Of the lines listed below, how many contain the string "automatically"? Answer with the number alone.

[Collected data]
·····
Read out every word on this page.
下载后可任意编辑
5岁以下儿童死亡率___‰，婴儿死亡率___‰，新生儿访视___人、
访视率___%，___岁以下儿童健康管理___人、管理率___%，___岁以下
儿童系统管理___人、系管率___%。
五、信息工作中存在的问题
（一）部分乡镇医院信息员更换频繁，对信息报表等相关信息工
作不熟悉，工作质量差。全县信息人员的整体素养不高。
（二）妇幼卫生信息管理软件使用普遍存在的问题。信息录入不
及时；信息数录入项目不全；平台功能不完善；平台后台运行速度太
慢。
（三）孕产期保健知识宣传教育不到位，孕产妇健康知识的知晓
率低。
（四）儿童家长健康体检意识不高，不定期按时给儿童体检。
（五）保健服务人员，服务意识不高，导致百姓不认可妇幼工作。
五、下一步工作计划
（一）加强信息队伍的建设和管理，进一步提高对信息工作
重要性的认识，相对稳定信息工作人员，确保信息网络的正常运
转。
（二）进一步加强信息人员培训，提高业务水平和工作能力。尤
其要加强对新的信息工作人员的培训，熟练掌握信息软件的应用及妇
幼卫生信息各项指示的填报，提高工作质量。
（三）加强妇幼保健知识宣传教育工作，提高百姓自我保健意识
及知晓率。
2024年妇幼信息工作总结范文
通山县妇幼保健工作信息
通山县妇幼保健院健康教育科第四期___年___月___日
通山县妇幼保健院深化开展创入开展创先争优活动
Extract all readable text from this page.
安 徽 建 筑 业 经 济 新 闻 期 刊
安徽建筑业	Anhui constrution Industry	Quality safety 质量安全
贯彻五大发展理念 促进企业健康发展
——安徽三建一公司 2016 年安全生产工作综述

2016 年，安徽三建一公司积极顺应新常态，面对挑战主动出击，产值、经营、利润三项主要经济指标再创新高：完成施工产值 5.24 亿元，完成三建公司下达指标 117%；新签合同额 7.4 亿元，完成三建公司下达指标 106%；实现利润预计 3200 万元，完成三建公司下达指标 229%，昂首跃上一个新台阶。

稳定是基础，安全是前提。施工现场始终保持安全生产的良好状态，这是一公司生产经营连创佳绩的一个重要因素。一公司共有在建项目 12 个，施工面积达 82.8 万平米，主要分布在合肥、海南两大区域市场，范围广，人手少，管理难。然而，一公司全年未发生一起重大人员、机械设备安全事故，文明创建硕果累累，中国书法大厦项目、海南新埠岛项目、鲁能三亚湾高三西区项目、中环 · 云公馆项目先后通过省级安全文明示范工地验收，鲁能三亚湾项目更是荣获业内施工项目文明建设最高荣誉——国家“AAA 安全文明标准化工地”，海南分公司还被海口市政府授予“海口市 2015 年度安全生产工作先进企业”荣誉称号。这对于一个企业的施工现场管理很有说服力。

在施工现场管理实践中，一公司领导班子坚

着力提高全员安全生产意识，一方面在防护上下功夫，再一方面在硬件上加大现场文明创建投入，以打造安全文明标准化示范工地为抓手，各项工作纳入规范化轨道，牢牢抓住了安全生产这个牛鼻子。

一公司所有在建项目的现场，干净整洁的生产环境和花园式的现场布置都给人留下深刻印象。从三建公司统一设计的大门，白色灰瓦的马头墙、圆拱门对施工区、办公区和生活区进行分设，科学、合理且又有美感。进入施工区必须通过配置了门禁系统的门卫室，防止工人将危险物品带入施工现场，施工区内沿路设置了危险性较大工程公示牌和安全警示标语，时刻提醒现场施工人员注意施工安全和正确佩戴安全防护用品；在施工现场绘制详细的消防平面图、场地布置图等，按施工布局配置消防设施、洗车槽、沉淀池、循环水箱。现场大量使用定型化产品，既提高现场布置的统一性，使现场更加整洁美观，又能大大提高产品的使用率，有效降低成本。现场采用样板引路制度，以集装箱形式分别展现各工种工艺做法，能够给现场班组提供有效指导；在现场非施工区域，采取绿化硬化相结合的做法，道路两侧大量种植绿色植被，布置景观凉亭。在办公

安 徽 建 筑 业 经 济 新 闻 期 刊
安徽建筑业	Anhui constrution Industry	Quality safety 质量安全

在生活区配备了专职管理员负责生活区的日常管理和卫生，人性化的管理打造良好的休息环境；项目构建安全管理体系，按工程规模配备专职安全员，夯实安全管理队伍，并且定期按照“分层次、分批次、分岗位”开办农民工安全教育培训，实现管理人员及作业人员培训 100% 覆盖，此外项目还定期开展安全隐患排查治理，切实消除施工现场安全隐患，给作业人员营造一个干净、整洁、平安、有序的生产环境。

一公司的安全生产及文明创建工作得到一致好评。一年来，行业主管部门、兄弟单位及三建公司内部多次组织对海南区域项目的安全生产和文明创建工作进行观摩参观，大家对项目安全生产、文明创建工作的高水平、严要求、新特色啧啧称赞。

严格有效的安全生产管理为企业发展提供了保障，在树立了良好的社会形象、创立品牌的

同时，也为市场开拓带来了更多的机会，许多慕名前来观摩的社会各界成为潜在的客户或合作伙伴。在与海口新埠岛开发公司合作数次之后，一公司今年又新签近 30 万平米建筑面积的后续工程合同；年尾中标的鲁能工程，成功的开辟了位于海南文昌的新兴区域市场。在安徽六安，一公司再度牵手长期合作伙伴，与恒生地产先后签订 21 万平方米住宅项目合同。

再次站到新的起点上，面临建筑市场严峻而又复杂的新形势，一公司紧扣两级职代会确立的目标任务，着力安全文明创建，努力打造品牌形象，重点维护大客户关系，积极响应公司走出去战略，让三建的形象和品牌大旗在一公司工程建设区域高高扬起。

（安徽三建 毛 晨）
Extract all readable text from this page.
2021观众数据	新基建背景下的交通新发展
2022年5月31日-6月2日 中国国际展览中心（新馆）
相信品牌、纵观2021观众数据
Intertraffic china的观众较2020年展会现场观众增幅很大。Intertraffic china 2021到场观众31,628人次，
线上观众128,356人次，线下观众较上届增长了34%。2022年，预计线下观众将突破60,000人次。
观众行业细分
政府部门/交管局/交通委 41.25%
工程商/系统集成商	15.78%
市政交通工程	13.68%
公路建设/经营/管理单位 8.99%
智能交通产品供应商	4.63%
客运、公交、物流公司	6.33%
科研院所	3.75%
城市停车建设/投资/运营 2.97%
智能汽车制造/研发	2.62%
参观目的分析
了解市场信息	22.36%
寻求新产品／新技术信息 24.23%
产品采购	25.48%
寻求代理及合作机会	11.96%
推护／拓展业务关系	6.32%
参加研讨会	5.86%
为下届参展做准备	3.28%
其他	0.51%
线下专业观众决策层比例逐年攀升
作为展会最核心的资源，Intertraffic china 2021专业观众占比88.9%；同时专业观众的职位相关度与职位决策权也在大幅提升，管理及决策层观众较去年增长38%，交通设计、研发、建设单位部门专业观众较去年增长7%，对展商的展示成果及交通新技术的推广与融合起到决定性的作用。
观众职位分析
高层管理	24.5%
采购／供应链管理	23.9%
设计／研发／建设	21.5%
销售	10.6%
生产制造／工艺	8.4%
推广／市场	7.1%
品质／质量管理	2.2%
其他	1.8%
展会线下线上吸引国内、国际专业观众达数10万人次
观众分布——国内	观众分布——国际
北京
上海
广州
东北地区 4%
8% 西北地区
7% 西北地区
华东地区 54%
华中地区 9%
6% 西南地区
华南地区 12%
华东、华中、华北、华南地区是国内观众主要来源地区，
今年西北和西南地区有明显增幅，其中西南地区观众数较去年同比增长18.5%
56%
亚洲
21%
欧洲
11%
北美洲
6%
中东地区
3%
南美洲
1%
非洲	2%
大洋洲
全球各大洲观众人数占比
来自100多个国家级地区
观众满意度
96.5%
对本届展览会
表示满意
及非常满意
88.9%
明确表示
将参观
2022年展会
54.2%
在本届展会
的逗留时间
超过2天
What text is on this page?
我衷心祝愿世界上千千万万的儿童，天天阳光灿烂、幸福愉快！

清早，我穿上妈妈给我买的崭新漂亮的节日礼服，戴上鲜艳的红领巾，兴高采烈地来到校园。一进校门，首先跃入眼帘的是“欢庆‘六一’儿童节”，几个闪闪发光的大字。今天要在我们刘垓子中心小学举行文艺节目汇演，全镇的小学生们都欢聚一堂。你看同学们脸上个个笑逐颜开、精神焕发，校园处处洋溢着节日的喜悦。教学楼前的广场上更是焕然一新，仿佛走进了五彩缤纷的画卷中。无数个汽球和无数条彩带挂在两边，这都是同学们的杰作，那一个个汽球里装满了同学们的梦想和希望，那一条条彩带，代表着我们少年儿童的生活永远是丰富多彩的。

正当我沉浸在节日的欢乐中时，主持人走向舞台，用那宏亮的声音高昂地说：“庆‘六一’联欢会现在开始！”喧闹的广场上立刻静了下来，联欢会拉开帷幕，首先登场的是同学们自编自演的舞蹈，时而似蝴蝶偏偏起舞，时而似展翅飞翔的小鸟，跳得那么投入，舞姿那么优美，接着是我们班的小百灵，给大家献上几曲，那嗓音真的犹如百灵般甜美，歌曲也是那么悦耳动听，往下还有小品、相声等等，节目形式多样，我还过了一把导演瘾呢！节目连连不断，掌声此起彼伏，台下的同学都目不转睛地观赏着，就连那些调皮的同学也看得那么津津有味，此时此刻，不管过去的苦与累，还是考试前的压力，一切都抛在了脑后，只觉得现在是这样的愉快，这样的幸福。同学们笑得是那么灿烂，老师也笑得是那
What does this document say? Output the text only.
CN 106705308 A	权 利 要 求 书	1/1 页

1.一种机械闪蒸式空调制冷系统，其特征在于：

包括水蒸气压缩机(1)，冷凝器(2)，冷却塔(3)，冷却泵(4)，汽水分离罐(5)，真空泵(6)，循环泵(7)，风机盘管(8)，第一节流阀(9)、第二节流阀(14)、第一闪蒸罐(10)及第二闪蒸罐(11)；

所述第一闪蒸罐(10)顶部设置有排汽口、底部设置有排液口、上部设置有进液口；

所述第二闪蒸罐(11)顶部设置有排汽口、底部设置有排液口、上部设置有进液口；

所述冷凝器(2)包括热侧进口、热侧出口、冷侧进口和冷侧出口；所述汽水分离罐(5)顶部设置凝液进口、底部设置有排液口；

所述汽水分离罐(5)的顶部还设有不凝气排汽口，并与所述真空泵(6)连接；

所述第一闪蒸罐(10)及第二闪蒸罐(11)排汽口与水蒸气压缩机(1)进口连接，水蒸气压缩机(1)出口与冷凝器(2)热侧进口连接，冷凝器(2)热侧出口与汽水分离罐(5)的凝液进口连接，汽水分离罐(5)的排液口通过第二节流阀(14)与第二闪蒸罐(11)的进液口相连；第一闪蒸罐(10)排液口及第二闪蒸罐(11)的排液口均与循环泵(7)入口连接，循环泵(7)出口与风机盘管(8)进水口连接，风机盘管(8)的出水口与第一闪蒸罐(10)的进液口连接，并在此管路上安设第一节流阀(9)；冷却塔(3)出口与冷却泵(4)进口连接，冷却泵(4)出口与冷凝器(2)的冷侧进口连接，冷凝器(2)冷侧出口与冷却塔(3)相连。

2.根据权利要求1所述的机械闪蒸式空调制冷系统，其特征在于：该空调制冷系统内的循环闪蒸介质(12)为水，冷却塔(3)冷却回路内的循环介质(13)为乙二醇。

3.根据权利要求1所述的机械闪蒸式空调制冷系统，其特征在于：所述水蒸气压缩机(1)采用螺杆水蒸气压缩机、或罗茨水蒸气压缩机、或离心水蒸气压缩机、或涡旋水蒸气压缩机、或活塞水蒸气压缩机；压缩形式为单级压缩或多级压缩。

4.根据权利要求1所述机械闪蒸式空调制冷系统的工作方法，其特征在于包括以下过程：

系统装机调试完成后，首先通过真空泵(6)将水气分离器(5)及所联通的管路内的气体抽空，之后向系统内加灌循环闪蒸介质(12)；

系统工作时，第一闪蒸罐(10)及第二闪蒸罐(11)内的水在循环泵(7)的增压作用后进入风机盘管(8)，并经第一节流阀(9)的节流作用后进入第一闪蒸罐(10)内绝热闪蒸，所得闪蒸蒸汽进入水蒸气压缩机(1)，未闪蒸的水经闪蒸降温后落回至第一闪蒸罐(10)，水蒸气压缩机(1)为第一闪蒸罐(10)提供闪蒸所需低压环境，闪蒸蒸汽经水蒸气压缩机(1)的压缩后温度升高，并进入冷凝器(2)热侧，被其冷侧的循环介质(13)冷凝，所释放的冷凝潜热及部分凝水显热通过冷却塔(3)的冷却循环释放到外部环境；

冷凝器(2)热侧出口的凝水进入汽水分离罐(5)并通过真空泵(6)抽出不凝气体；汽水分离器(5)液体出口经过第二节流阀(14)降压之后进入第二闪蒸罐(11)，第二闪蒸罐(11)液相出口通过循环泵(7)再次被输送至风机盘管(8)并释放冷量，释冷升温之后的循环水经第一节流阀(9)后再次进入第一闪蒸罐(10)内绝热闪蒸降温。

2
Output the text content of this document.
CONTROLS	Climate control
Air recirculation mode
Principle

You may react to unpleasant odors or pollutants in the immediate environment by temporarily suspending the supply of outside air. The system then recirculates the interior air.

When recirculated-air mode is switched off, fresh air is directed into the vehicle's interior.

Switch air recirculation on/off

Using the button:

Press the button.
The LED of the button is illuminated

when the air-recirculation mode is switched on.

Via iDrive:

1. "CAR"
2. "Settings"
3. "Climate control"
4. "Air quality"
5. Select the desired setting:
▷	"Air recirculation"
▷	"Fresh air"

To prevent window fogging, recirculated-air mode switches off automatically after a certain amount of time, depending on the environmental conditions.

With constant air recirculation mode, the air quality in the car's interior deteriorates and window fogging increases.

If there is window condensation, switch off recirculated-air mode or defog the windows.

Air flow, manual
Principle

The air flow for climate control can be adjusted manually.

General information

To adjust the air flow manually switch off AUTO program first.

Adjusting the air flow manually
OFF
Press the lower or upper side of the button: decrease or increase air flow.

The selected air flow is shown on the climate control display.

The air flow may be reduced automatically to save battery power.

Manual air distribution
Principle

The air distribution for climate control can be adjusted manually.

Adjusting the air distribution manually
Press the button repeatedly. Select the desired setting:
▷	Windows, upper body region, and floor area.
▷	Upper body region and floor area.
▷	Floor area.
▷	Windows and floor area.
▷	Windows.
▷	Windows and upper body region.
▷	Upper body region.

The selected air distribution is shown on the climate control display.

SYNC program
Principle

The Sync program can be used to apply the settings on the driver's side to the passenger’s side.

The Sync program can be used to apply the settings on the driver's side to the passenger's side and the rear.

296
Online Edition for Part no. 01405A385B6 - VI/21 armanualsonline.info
·····
● **OUTPUT FOR THIS TASK**:
2